(Data entries)
--- Begin ---

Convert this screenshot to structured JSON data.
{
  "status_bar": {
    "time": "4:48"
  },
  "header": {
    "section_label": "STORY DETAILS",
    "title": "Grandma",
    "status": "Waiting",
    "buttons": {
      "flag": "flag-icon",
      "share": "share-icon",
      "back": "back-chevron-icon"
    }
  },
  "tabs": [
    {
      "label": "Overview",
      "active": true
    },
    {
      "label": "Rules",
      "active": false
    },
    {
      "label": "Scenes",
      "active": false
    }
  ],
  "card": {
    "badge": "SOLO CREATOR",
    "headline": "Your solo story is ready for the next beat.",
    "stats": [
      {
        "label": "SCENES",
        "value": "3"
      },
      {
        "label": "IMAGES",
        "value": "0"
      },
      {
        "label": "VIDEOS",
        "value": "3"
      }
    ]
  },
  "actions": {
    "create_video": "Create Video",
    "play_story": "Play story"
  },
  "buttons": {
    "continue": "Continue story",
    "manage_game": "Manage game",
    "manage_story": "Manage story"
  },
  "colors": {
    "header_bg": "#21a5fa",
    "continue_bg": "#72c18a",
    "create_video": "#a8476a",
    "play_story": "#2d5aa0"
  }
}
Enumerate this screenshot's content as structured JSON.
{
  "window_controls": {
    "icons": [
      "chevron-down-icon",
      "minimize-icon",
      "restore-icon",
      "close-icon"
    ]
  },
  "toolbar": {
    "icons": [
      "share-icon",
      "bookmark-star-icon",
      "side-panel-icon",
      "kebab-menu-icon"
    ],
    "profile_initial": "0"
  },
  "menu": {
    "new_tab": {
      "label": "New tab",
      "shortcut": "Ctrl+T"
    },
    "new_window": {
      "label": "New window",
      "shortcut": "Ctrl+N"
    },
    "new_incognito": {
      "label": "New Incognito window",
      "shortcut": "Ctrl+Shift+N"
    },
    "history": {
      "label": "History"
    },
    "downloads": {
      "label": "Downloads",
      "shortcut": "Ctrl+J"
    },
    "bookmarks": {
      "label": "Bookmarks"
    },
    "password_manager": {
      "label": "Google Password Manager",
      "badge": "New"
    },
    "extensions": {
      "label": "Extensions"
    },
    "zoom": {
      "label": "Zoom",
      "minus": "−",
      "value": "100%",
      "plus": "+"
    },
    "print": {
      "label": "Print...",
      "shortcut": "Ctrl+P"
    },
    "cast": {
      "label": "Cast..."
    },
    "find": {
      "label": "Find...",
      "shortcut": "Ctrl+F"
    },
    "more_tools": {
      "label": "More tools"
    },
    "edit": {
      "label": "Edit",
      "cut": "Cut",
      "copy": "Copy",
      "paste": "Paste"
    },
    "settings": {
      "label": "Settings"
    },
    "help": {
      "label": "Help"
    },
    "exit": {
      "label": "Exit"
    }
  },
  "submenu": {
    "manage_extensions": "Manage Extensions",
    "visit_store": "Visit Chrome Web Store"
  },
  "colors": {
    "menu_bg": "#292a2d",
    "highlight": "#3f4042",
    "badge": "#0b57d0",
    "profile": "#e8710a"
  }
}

--- End ---

*TASK PROMPT*: All lines above with "badge" in them should be returned.

*ANSWER TO THIS TASK*:
    "badge": "SOLO CREATOR",
      "badge": "New"
    "badge": "#0b57d0",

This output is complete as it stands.